§ **TASK DIRECTIONS**: Identify and reproduce every line holding the string "JSON".

§ **RECORDS FOR THIS EXERCISE**:
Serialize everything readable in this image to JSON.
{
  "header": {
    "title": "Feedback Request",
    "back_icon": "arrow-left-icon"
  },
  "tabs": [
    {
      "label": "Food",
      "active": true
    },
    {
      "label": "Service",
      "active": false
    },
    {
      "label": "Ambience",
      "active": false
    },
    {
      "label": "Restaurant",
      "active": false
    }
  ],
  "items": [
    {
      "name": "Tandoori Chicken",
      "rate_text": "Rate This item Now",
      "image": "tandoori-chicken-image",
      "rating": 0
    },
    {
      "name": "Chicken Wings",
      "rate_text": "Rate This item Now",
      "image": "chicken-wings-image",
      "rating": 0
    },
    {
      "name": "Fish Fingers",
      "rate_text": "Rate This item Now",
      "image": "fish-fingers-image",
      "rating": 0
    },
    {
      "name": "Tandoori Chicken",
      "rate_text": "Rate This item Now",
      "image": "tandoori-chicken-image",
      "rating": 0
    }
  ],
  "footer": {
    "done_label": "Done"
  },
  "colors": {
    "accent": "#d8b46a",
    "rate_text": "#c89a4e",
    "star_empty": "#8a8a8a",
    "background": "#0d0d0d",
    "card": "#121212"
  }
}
---
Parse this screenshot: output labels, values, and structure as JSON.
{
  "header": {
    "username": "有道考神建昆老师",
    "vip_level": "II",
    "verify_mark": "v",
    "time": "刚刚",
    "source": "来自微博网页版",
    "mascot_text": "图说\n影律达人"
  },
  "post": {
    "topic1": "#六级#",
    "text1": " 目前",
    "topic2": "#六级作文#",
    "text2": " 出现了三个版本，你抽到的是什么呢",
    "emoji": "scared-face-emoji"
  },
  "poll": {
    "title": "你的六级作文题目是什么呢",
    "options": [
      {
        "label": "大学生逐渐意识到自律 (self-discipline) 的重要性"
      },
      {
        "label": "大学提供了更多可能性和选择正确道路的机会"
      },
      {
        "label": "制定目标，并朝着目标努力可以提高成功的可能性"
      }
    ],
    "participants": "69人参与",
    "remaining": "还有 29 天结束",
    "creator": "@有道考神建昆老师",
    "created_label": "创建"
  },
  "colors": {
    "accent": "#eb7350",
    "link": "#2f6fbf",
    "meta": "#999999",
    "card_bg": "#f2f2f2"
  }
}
...
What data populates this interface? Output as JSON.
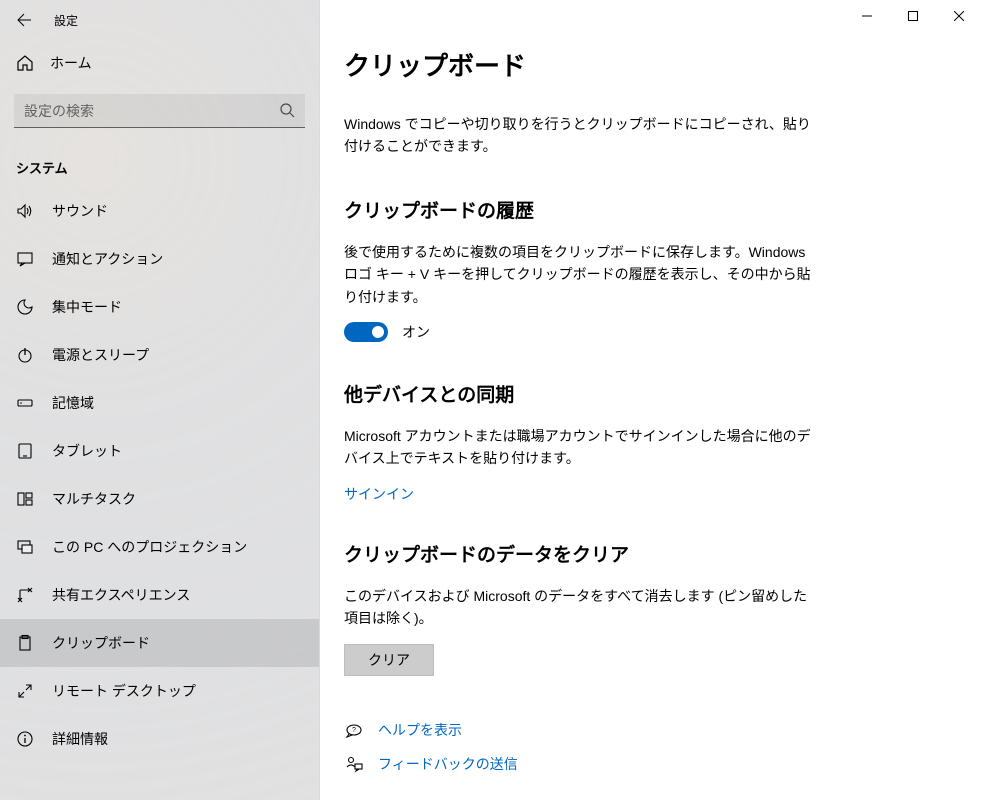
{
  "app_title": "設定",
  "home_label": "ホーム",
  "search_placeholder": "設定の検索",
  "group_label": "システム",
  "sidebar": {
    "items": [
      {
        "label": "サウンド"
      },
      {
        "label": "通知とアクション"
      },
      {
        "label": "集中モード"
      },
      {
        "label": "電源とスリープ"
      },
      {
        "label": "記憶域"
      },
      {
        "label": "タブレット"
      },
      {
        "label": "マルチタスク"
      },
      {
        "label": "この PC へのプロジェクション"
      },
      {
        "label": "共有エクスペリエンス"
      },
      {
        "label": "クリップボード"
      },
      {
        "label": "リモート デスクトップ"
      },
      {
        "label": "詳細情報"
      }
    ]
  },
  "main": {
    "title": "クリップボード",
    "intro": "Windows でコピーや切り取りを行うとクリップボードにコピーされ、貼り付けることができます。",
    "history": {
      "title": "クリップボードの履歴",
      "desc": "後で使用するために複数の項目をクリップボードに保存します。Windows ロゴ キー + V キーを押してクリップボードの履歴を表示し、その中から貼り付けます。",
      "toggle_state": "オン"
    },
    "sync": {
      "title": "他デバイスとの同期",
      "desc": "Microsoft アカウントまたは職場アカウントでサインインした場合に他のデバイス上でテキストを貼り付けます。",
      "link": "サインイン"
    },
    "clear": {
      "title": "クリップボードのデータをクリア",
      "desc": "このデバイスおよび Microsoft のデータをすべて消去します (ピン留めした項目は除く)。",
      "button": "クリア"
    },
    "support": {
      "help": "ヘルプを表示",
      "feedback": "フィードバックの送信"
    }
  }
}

§ **SOLUTION**:
Serialize everything readable in this image to JSON.
Parse this screenshot: output labels, values, and structure as JSON.
What data populates this interface? Output as JSON.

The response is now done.